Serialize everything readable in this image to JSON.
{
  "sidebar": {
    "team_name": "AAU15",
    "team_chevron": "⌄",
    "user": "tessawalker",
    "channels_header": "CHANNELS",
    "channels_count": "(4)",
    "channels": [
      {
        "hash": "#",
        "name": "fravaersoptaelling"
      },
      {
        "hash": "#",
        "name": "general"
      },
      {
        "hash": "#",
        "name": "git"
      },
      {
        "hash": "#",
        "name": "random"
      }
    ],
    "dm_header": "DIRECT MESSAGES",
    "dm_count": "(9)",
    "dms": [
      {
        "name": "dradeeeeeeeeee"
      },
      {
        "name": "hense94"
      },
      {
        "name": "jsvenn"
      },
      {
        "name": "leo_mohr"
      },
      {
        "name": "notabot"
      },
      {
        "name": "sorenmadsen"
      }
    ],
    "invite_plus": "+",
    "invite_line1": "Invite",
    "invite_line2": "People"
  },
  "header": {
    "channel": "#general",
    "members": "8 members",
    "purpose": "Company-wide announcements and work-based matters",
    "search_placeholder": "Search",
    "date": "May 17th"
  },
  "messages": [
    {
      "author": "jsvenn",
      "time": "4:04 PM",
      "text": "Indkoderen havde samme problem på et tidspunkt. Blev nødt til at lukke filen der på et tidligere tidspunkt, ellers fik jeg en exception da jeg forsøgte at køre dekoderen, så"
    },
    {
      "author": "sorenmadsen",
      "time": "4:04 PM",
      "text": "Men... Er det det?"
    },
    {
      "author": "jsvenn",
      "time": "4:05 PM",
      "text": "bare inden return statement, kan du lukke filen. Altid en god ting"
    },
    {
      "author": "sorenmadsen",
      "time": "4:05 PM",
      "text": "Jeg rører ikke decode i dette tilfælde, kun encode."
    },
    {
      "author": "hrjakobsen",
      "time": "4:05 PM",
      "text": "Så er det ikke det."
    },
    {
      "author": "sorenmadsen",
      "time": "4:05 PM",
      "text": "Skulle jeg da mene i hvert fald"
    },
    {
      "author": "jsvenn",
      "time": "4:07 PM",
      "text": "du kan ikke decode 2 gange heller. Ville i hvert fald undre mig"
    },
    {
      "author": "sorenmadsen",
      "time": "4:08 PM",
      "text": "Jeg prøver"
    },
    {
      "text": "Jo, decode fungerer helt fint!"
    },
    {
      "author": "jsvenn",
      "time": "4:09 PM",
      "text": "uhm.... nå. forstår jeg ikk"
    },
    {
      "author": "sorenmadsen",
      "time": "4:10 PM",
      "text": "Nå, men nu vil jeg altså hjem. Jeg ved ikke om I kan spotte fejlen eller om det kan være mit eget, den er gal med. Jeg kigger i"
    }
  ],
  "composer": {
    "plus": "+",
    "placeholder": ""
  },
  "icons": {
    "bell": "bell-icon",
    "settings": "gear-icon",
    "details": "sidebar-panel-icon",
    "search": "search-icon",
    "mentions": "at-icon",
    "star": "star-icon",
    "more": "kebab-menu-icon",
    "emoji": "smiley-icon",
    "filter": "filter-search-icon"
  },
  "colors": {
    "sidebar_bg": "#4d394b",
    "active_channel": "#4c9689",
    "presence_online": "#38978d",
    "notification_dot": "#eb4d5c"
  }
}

**What is required**
Print the material once more, exactly.

**Expected output**
Serialize everything readable in this image to JSON.
{
  "sidebar": {
    "team_name": "AAU15",
    "team_chevron": "⌄",
    "user": "tessawalker",
    "channels_header": "CHANNELS",
    "channels_count": "(4)",
    "channels": [
      {
        "hash": "#",
        "name": "fravaersoptaelling"
      },
      {
        "hash": "#",
        "name": "general"
      },
      {
        "hash": "#",
        "name": "git"
      },
      {
        "hash": "#",
        "name": "random"
      }
    ],
    "dm_header": "DIRECT MESSAGES",
    "dm_count": "(9)",
    "dms": [
      {
        "name": "dradeeeeeeeeee"
      },
      {
        "name": "hense94"
      },
      {
        "name": "jsvenn"
      },
      {
        "name": "leo_mohr"
      },
      {
        "name": "notabot"
      },
      {
        "name": "sorenmadsen"
      }
    ],
    "invite_plus": "+",
    "invite_line1": "Invite",
    "invite_line2": "People"
  },
  "header": {
    "channel": "#general",
    "members": "8 members",
    "purpose": "Company-wide announcements and work-based matters",
    "search_placeholder": "Search",
    "date": "May 17th"
  },
  "messages": [
    {
      "author": "jsvenn",
      "time": "4:04 PM",
      "text": "Indkoderen havde samme problem på et tidspunkt. Blev nødt til at lukke filen der på et tidligere tidspunkt, ellers fik jeg en exception da jeg forsøgte at køre dekoderen, så"
    },
    {
      "author": "sorenmadsen",
      "time": "4:04 PM",
      "text": "Men... Er det det?"
    },
    {
      "author": "jsvenn",
      "time": "4:05 PM",
      "text": "bare inden return statement, kan du lukke filen. Altid en god ting"
    },
    {
      "author": "sorenmadsen",
      "time": "4:05 PM",
      "text": "Jeg rører ikke decode i dette tilfælde, kun encode."
    },
    {
      "author": "hrjakobsen",
      "time": "4:05 PM",
      "text": "Så er det ikke det."
    },
    {
      "author": "sorenmadsen",
      "time": "4:05 PM",
      "text": "Skulle jeg da mene i hvert fald"
    },
    {
      "author": "jsvenn",
      "time": "4:07 PM",
      "text": "du kan ikke decode 2 gange heller. Ville i hvert fald undre mig"
    },
    {
      "author": "sorenmadsen",
      "time": "4:08 PM",
      "text": "Jeg prøver"
    },
    {
      "text": "Jo, decode fungerer helt fint!"
    },
    {
      "author": "jsvenn",
      "time": "4:09 PM",
      "text": "uhm.... nå. forstår jeg ikk"
    },
    {
      "author": "sorenmadsen",
      "time": "4:10 PM",
      "text": "Nå, men nu vil jeg altså hjem. Jeg ved ikke om I kan spotte fejlen eller om det kan være mit eget, den er gal med. Jeg kigger i"
    }
  ],
  "composer": {
    "plus": "+",
    "placeholder": ""
  },
  "icons": {
    "bell": "bell-icon",
    "settings": "gear-icon",
    "details": "sidebar-panel-icon",
    "search": "search-icon",
    "mentions": "at-icon",
    "star": "star-icon",
    "more": "kebab-menu-icon",
    "emoji": "smiley-icon",
    "filter": "filter-search-icon"
  },
  "colors": {
    "sidebar_bg": "#4d394b",
    "active_channel": "#4c9689",
    "presence_online": "#38978d",
    "notification_dot": "#eb4d5c"
  }
}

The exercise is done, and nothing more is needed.